- [Job]: How many lines of these entries hold the string "structured"? Answer with the number alone.
====
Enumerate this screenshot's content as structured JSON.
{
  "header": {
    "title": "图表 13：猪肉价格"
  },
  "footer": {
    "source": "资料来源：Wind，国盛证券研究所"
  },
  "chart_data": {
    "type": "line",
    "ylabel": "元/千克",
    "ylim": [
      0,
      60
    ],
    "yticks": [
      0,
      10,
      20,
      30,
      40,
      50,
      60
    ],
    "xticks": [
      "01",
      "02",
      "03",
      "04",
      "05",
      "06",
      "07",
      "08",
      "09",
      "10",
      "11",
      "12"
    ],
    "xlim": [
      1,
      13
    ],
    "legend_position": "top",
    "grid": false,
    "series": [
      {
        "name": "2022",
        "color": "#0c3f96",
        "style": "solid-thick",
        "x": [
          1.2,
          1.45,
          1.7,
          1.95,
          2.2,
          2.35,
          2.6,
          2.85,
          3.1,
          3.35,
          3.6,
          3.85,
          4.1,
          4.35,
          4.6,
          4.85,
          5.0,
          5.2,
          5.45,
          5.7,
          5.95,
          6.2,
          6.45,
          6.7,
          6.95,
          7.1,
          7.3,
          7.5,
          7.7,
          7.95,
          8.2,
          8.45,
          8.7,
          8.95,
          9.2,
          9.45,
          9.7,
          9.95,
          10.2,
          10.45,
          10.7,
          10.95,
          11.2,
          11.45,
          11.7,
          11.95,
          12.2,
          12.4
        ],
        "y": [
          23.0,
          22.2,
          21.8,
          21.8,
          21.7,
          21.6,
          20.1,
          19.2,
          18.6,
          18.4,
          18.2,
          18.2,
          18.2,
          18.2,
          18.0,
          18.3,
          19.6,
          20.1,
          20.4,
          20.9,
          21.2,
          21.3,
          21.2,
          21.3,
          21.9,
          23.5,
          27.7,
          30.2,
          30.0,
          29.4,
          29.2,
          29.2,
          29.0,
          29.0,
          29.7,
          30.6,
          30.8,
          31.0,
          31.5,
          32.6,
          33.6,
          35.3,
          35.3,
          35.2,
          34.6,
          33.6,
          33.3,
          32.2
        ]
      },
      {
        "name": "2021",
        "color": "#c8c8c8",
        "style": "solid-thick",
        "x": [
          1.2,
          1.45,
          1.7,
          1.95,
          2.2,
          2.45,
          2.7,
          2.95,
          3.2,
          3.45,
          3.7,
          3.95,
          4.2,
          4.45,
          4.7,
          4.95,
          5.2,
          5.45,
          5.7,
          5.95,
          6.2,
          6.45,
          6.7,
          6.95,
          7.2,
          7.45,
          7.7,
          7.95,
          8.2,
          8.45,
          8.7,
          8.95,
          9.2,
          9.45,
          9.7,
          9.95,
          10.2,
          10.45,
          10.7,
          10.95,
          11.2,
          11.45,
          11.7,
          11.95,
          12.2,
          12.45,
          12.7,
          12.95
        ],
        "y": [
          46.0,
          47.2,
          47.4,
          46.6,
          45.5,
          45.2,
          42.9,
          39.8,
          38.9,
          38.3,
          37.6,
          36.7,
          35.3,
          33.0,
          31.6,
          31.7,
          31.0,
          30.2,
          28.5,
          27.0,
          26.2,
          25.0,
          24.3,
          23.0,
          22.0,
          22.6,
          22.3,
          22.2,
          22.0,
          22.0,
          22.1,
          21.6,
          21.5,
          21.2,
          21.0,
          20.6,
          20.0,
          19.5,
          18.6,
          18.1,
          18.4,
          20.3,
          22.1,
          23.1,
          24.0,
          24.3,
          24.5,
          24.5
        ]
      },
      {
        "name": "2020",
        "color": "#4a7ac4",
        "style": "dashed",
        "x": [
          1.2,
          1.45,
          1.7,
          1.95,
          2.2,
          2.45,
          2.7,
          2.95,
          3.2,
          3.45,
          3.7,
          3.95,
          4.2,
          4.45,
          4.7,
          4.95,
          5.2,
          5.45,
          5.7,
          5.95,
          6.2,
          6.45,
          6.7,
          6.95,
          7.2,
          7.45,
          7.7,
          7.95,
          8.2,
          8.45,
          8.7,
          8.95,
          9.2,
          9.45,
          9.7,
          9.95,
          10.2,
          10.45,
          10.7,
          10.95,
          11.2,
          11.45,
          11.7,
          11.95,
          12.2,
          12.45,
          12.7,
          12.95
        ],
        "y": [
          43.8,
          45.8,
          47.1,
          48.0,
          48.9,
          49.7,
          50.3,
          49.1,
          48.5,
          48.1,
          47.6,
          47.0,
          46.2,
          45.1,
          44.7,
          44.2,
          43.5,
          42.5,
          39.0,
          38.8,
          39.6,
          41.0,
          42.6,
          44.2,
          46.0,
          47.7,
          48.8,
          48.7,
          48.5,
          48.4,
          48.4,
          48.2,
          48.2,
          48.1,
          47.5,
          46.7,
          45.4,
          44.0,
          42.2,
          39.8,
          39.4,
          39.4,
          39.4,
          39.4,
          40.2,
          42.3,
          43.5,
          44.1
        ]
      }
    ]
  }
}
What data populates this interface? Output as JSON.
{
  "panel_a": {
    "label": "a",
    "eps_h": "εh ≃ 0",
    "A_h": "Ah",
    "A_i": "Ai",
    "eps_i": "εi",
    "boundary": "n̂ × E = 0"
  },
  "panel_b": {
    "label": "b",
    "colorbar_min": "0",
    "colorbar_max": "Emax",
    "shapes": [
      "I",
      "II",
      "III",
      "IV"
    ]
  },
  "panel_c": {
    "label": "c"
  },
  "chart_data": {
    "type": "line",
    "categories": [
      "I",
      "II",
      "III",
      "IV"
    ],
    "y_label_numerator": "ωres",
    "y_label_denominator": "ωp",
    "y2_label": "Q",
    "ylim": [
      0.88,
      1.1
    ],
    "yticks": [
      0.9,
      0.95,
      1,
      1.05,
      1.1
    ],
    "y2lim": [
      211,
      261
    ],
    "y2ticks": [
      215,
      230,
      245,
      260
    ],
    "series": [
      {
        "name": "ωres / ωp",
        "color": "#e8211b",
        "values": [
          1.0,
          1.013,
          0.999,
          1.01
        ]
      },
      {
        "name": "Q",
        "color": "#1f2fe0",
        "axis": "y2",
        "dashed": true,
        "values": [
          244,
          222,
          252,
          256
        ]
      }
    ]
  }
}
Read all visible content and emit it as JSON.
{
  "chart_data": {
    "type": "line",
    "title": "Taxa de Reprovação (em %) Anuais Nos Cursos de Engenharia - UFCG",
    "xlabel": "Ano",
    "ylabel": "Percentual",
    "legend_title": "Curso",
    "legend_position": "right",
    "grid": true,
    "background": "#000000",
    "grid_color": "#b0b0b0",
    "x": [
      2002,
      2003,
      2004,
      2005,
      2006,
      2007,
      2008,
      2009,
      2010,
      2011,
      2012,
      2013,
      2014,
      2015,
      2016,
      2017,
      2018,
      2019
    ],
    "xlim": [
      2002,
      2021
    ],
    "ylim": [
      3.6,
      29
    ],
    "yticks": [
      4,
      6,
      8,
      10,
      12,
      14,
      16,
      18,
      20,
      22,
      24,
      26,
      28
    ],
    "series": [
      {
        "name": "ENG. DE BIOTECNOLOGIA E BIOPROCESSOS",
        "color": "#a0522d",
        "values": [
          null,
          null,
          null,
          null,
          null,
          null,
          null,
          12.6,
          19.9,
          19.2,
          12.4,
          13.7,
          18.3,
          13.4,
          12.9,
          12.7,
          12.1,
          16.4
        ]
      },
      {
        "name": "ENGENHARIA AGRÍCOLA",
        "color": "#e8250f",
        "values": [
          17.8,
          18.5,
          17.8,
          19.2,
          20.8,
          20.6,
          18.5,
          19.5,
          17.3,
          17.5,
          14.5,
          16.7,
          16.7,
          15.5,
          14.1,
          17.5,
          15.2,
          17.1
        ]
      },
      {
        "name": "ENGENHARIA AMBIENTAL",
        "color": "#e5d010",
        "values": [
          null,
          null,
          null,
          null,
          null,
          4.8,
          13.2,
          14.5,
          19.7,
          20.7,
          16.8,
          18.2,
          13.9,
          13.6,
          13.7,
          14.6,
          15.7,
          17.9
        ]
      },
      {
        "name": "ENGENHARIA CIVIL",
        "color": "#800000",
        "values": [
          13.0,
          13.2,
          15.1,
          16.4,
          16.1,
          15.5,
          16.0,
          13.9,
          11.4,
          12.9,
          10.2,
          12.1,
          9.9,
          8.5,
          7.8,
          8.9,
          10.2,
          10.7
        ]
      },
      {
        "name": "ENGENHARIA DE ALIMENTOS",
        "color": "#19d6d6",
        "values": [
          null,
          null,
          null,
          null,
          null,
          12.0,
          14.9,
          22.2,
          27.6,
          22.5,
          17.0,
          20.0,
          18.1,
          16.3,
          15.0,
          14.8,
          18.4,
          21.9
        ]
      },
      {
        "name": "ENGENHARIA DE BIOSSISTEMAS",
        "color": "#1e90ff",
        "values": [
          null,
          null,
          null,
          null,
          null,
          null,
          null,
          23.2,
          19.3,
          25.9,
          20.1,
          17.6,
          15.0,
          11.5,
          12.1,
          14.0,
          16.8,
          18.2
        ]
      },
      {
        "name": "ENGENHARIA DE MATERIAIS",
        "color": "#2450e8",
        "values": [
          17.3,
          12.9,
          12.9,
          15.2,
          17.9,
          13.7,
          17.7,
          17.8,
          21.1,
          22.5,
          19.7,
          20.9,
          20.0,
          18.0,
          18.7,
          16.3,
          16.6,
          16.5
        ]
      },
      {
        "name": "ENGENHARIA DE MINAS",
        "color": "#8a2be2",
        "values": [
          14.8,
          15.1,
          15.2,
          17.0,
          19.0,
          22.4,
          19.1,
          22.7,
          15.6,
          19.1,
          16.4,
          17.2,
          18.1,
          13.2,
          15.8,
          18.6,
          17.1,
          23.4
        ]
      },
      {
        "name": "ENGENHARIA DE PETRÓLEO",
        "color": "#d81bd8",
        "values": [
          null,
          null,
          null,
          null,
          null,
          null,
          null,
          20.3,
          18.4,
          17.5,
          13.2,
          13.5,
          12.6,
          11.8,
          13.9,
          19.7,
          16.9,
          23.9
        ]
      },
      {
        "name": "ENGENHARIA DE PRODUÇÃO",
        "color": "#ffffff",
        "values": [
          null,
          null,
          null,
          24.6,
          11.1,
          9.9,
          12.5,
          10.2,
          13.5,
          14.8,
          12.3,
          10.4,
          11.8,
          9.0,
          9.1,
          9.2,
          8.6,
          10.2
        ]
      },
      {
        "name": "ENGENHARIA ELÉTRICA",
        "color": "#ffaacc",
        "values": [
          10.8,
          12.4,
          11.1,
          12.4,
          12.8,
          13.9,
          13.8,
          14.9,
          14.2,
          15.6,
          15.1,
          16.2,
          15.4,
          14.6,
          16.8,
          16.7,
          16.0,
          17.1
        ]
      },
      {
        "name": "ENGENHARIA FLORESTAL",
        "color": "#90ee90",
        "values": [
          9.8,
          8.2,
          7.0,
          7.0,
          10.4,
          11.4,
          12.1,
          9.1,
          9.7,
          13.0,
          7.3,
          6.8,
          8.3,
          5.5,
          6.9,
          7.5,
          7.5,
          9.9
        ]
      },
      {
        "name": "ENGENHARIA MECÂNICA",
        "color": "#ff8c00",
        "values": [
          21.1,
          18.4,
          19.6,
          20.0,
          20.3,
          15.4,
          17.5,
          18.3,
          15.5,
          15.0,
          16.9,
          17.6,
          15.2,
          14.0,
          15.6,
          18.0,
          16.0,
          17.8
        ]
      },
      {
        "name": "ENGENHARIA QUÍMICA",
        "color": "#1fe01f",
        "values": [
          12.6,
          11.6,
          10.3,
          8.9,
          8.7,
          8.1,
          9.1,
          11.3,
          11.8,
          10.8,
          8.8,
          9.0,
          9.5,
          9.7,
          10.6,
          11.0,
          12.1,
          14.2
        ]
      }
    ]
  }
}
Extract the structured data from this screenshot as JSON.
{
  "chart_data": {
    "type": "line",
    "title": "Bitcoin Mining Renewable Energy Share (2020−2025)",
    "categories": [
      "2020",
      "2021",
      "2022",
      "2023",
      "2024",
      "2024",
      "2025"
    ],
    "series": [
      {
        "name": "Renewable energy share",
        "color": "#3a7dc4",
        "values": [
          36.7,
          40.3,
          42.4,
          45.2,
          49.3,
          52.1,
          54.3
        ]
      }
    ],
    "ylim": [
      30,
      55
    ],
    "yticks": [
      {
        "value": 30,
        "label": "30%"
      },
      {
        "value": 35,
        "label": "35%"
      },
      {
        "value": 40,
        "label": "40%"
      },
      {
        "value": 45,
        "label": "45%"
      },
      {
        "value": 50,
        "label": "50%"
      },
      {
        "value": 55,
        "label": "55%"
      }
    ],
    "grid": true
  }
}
====
- [Answer to this exercise]: 2